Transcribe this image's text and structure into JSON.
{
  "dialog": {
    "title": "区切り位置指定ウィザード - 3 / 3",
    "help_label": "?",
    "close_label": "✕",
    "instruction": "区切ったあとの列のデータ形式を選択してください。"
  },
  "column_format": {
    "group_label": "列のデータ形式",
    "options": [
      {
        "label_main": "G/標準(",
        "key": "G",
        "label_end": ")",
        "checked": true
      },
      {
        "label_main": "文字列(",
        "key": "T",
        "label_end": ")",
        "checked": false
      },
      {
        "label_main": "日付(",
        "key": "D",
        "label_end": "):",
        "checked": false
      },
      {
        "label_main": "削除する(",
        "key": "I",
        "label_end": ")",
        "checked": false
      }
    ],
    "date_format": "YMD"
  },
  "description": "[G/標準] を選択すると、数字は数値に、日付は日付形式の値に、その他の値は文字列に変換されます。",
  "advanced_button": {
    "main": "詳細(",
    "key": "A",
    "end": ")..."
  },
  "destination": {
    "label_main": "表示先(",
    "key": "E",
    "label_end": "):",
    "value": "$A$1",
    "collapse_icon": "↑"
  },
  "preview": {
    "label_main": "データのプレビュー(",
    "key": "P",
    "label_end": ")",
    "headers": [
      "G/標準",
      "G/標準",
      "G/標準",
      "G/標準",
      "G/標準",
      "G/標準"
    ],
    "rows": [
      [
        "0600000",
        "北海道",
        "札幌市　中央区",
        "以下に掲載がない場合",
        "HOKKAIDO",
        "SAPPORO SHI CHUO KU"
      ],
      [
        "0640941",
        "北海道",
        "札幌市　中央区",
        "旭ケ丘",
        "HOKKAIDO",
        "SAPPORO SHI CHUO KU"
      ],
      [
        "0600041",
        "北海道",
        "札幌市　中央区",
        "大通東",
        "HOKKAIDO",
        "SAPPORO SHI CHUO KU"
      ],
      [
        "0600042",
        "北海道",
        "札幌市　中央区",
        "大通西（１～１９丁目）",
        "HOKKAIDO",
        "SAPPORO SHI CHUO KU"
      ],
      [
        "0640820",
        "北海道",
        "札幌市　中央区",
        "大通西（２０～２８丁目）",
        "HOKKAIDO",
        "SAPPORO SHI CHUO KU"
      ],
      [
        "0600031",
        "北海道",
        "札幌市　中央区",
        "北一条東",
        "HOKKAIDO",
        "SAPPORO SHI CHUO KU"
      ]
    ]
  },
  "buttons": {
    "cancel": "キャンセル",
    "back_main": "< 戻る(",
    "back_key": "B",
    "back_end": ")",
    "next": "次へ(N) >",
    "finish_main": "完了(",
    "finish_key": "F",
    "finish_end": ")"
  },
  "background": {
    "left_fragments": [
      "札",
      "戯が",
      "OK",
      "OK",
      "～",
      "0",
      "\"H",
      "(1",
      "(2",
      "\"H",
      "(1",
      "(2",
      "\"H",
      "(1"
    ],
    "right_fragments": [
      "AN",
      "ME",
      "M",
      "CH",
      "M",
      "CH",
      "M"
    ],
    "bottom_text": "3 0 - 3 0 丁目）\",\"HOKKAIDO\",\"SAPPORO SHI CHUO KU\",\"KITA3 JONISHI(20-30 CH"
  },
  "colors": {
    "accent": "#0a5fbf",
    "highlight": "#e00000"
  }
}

[Task statement] Write out every entry again, keeping each line exactly the same.

[Written answer]
Transcribe this image's text and structure into JSON.
{
  "dialog": {
    "title": "区切り位置指定ウィザード - 3 / 3",
    "help_label": "?",
    "close_label": "✕",
    "instruction": "区切ったあとの列のデータ形式を選択してください。"
  },
  "column_format": {
    "group_label": "列のデータ形式",
    "options": [
      {
        "label_main": "G/標準(",
        "key": "G",
        "label_end": ")",
        "checked": true
      },
      {
        "label_main": "文字列(",
        "key": "T",
        "label_end": ")",
        "checked": false
      },
      {
        "label_main": "日付(",
        "key": "D",
        "label_end": "):",
        "checked": false
      },
      {
        "label_main": "削除する(",
        "key": "I",
        "label_end": ")",
        "checked": false
      }
    ],
    "date_format": "YMD"
  },
  "description": "[G/標準] を選択すると、数字は数値に、日付は日付形式の値に、その他の値は文字列に変換されます。",
  "advanced_button": {
    "main": "詳細(",
    "key": "A",
    "end": ")..."
  },
  "destination": {
    "label_main": "表示先(",
    "key": "E",
    "label_end": "):",
    "value": "$A$1",
    "collapse_icon": "↑"
  },
  "preview": {
    "label_main": "データのプレビュー(",
    "key": "P",
    "label_end": ")",
    "headers": [
      "G/標準",
      "G/標準",
      "G/標準",
      "G/標準",
      "G/標準",
      "G/標準"
    ],
    "rows": [
      [
        "0600000",
        "北海道",
        "札幌市　中央区",
        "以下に掲載がない場合",
        "HOKKAIDO",
        "SAPPORO SHI CHUO KU"
      ],
      [
        "0640941",
        "北海道",
        "札幌市　中央区",
        "旭ケ丘",
        "HOKKAIDO",
        "SAPPORO SHI CHUO KU"
      ],
      [
        "0600041",
        "北海道",
        "札幌市　中央区",
        "大通東",
        "HOKKAIDO",
        "SAPPORO SHI CHUO KU"
      ],
      [
        "0600042",
        "北海道",
        "札幌市　中央区",
        "大通西（１～１９丁目）",
        "HOKKAIDO",
        "SAPPORO SHI CHUO KU"
      ],
      [
        "0640820",
        "北海道",
        "札幌市　中央区",
        "大通西（２０～２８丁目）",
        "HOKKAIDO",
        "SAPPORO SHI CHUO KU"
      ],
      [
        "0600031",
        "北海道",
        "札幌市　中央区",
        "北一条東",
        "HOKKAIDO",
        "SAPPORO SHI CHUO KU"
      ]
    ]
  },
  "buttons": {
    "cancel": "キャンセル",
    "back_main": "< 戻る(",
    "back_key": "B",
    "back_end": ")",
    "next": "次へ(N) >",
    "finish_main": "完了(",
    "finish_key": "F",
    "finish_end": ")"
  },
  "background": {
    "left_fragments": [
      "札",
      "戯が",
      "OK",
      "OK",
      "～",
      "0",
      "\"H",
      "(1",
      "(2",
      "\"H",
      "(1",
      "(2",
      "\"H",
      "(1"
    ],
    "right_fragments": [
      "AN",
      "ME",
      "M",
      "CH",
      "M",
      "CH",
      "M"
    ],
    "bottom_text": "3 0 - 3 0 丁目）\",\"HOKKAIDO\",\"SAPPORO SHI CHUO KU\",\"KITA3 JONISHI(20-30 CH"
  },
  "colors": {
    "accent": "#0a5fbf",
    "highlight": "#e00000"
  }
}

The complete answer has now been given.